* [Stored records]
(begin)

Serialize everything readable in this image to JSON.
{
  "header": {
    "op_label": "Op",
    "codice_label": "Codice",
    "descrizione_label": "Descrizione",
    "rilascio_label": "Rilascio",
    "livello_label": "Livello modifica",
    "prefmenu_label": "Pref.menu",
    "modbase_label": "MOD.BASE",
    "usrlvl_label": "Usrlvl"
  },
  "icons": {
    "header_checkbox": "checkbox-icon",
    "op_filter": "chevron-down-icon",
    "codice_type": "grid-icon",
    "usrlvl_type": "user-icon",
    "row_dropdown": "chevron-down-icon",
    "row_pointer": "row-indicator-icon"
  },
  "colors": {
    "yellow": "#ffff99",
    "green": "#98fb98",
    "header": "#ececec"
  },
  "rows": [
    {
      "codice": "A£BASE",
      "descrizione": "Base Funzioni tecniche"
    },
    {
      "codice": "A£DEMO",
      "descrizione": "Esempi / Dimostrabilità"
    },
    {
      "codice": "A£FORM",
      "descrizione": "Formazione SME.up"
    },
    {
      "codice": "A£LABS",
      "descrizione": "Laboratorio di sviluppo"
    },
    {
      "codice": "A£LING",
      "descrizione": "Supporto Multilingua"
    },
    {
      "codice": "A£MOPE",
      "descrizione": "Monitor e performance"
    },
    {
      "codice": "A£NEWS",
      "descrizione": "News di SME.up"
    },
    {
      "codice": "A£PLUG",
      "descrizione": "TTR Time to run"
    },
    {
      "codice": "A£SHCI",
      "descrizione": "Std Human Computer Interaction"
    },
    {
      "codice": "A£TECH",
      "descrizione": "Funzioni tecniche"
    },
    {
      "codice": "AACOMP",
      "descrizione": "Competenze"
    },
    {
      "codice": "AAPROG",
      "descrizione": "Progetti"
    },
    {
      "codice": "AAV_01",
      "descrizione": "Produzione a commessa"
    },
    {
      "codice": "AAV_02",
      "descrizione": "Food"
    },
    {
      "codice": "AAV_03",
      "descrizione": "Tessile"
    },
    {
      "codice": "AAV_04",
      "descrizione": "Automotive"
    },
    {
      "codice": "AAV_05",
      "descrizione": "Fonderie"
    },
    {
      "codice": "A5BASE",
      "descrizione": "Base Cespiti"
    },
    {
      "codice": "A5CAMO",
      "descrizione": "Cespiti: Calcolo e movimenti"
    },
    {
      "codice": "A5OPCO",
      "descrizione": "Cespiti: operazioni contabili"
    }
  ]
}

(end)

Return the listing above in full, character for character.

Serialize everything readable in this image to JSON.
{
  "header": {
    "op_label": "Op",
    "codice_label": "Codice",
    "descrizione_label": "Descrizione",
    "rilascio_label": "Rilascio",
    "livello_label": "Livello modifica",
    "prefmenu_label": "Pref.menu",
    "modbase_label": "MOD.BASE",
    "usrlvl_label": "Usrlvl"
  },
  "icons": {
    "header_checkbox": "checkbox-icon",
    "op_filter": "chevron-down-icon",
    "codice_type": "grid-icon",
    "usrlvl_type": "user-icon",
    "row_dropdown": "chevron-down-icon",
    "row_pointer": "row-indicator-icon"
  },
  "colors": {
    "yellow": "#ffff99",
    "green": "#98fb98",
    "header": "#ececec"
  },
  "rows": [
    {
      "codice": "A£BASE",
      "descrizione": "Base Funzioni tecniche"
    },
    {
      "codice": "A£DEMO",
      "descrizione": "Esempi / Dimostrabilità"
    },
    {
      "codice": "A£FORM",
      "descrizione": "Formazione SME.up"
    },
    {
      "codice": "A£LABS",
      "descrizione": "Laboratorio di sviluppo"
    },
    {
      "codice": "A£LING",
      "descrizione": "Supporto Multilingua"
    },
    {
      "codice": "A£MOPE",
      "descrizione": "Monitor e performance"
    },
    {
      "codice": "A£NEWS",
      "descrizione": "News di SME.up"
    },
    {
      "codice": "A£PLUG",
      "descrizione": "TTR Time to run"
    },
    {
      "codice": "A£SHCI",
      "descrizione": "Std Human Computer Interaction"
    },
    {
      "codice": "A£TECH",
      "descrizione": "Funzioni tecniche"
    },
    {
      "codice": "AACOMP",
      "descrizione": "Competenze"
    },
    {
      "codice": "AAPROG",
      "descrizione": "Progetti"
    },
    {
      "codice": "AAV_01",
      "descrizione": "Produzione a commessa"
    },
    {
      "codice": "AAV_02",
      "descrizione": "Food"
    },
    {
      "codice": "AAV_03",
      "descrizione": "Tessile"
    },
    {
      "codice": "AAV_04",
      "descrizione": "Automotive"
    },
    {
      "codice": "AAV_05",
      "descrizione": "Fonderie"
    },
    {
      "codice": "A5BASE",
      "descrizione": "Base Cespiti"
    },
    {
      "codice": "A5CAMO",
      "descrizione": "Cespiti: Calcolo e movimenti"
    },
    {
      "codice": "A5OPCO",
      "descrizione": "Cespiti: operazioni contabili"
    }
  ]
}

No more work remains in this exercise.